--- EXERCISE ---
The listing below should be written out exactly; please include all of it.

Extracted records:
+++
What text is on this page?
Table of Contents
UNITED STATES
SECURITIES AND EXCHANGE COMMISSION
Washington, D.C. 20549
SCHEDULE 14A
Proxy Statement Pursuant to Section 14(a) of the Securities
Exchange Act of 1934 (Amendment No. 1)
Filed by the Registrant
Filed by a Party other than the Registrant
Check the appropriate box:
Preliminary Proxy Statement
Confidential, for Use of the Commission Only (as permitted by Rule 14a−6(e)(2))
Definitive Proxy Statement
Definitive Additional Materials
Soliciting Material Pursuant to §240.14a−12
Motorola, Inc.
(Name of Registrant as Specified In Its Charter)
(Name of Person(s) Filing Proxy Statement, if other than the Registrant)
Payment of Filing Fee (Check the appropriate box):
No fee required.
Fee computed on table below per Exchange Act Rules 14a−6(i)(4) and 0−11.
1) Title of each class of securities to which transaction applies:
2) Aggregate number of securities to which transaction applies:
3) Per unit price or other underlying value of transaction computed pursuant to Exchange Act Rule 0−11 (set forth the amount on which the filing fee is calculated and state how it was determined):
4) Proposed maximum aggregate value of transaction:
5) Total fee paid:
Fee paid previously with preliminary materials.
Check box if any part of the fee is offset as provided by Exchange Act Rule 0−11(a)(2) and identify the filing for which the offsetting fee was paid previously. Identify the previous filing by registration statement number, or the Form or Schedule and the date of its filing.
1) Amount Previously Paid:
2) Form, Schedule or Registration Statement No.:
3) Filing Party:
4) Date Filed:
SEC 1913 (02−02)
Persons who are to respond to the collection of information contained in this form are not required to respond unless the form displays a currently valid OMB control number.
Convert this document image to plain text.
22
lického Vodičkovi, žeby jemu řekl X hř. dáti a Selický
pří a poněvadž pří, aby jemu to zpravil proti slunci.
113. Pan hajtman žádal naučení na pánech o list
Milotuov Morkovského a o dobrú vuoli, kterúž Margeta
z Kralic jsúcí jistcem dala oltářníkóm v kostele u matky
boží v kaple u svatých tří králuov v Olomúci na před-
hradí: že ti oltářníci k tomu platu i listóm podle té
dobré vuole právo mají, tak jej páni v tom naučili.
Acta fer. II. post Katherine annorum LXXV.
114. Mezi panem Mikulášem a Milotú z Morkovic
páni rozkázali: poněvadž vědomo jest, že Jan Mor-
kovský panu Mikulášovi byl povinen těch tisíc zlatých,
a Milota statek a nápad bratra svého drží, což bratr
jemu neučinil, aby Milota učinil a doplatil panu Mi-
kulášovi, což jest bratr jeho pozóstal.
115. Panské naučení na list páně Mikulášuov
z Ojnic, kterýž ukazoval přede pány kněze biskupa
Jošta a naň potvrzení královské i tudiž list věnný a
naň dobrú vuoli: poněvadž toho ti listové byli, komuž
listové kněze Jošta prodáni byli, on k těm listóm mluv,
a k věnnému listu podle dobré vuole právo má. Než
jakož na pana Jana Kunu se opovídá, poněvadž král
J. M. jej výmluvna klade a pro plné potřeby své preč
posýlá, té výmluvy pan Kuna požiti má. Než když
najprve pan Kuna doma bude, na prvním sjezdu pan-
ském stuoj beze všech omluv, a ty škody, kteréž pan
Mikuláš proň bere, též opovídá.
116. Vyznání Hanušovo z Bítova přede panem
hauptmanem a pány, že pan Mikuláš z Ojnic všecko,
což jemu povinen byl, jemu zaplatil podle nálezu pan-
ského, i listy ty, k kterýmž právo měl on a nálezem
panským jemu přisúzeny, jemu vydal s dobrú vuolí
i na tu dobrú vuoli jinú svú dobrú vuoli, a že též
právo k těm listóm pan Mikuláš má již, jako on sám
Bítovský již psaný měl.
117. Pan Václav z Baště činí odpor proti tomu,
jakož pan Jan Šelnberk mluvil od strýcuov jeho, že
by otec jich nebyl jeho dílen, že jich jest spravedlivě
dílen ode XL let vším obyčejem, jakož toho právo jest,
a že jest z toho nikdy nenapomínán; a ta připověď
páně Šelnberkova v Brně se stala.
+++
--- EXERCISE RESPONSE ---
What text is on this page?
Table of Contents
UNITED STATES
SECURITIES AND EXCHANGE COMMISSION
Washington, D.C. 20549
SCHEDULE 14A
Proxy Statement Pursuant to Section 14(a) of the Securities
Exchange Act of 1934 (Amendment No. 1)
Filed by the Registrant
Filed by a Party other than the Registrant
Check the appropriate box:
Preliminary Proxy Statement
Confidential, for Use of the Commission Only (as permitted by Rule 14a−6(e)(2))
Definitive Proxy Statement
Definitive Additional Materials
Soliciting Material Pursuant to §240.14a−12
Motorola, Inc.
(Name of Registrant as Specified In Its Charter)
(Name of Person(s) Filing Proxy Statement, if other than the Registrant)
Payment of Filing Fee (Check the appropriate box):
No fee required.
Fee computed on table below per Exchange Act Rules 14a−6(i)(4) and 0−11.
1) Title of each class of securities to which transaction applies:
2) Aggregate number of securities to which transaction applies:
3) Per unit price or other underlying value of transaction computed pursuant to Exchange Act Rule 0−11 (set forth the amount on which the filing fee is calculated and state how it was determined):
4) Proposed maximum aggregate value of transaction:
5) Total fee paid:
Fee paid previously with preliminary materials.
Check box if any part of the fee is offset as provided by Exchange Act Rule 0−11(a)(2) and identify the filing for which the offsetting fee was paid previously. Identify the previous filing by registration statement number, or the Form or Schedule and the date of its filing.
1) Amount Previously Paid:
2) Form, Schedule or Registration Statement No.:
3) Filing Party:
4) Date Filed:
SEC 1913 (02−02)
Persons who are to respond to the collection of information contained in this form are not required to respond unless the form displays a currently valid OMB control number.
Convert this document image to plain text.
22
lického Vodičkovi, žeby jemu řekl X hř. dáti a Selický
pří a poněvadž pří, aby jemu to zpravil proti slunci.
113. Pan hajtman žádal naučení na pánech o list
Milotuov Morkovského a o dobrú vuoli, kterúž Margeta
z Kralic jsúcí jistcem dala oltářníkóm v kostele u matky
boží v kaple u svatých tří králuov v Olomúci na před-
hradí: že ti oltářníci k tomu platu i listóm podle té
dobré vuole právo mají, tak jej páni v tom naučili.
Acta fer. II. post Katherine annorum LXXV.
114. Mezi panem Mikulášem a Milotú z Morkovic
páni rozkázali: poněvadž vědomo jest, že Jan Mor-
kovský panu Mikulášovi byl povinen těch tisíc zlatých,
a Milota statek a nápad bratra svého drží, což bratr
jemu neučinil, aby Milota učinil a doplatil panu Mi-
kulášovi, což jest bratr jeho pozóstal.
115. Panské naučení na list páně Mikulášuov
z Ojnic, kterýž ukazoval přede pány kněze biskupa
Jošta a naň potvrzení královské i tudiž list věnný a
naň dobrú vuoli: poněvadž toho ti listové byli, komuž
listové kněze Jošta prodáni byli, on k těm listóm mluv,
a k věnnému listu podle dobré vuole právo má. Než
jakož na pana Jana Kunu se opovídá, poněvadž král
J. M. jej výmluvna klade a pro plné potřeby své preč
posýlá, té výmluvy pan Kuna požiti má. Než když
najprve pan Kuna doma bude, na prvním sjezdu pan-
ském stuoj beze všech omluv, a ty škody, kteréž pan
Mikuláš proň bere, též opovídá.
116. Vyznání Hanušovo z Bítova přede panem
hauptmanem a pány, že pan Mikuláš z Ojnic všecko,
což jemu povinen byl, jemu zaplatil podle nálezu pan-
ského, i listy ty, k kterýmž právo měl on a nálezem
panským jemu přisúzeny, jemu vydal s dobrú vuolí
i na tu dobrú vuoli jinú svú dobrú vuoli, a že též
právo k těm listóm pan Mikuláš má již, jako on sám
Bítovský již psaný měl.
117. Pan Václav z Baště činí odpor proti tomu,
jakož pan Jan Šelnberk mluvil od strýcuov jeho, že
by otec jich nebyl jeho dílen, že jich jest spravedlivě
dílen ode XL let vším obyčejem, jakož toho právo jest,
a že jest z toho nikdy nenapomínán; a ta připověď
páně Šelnberkova v Brně se stala.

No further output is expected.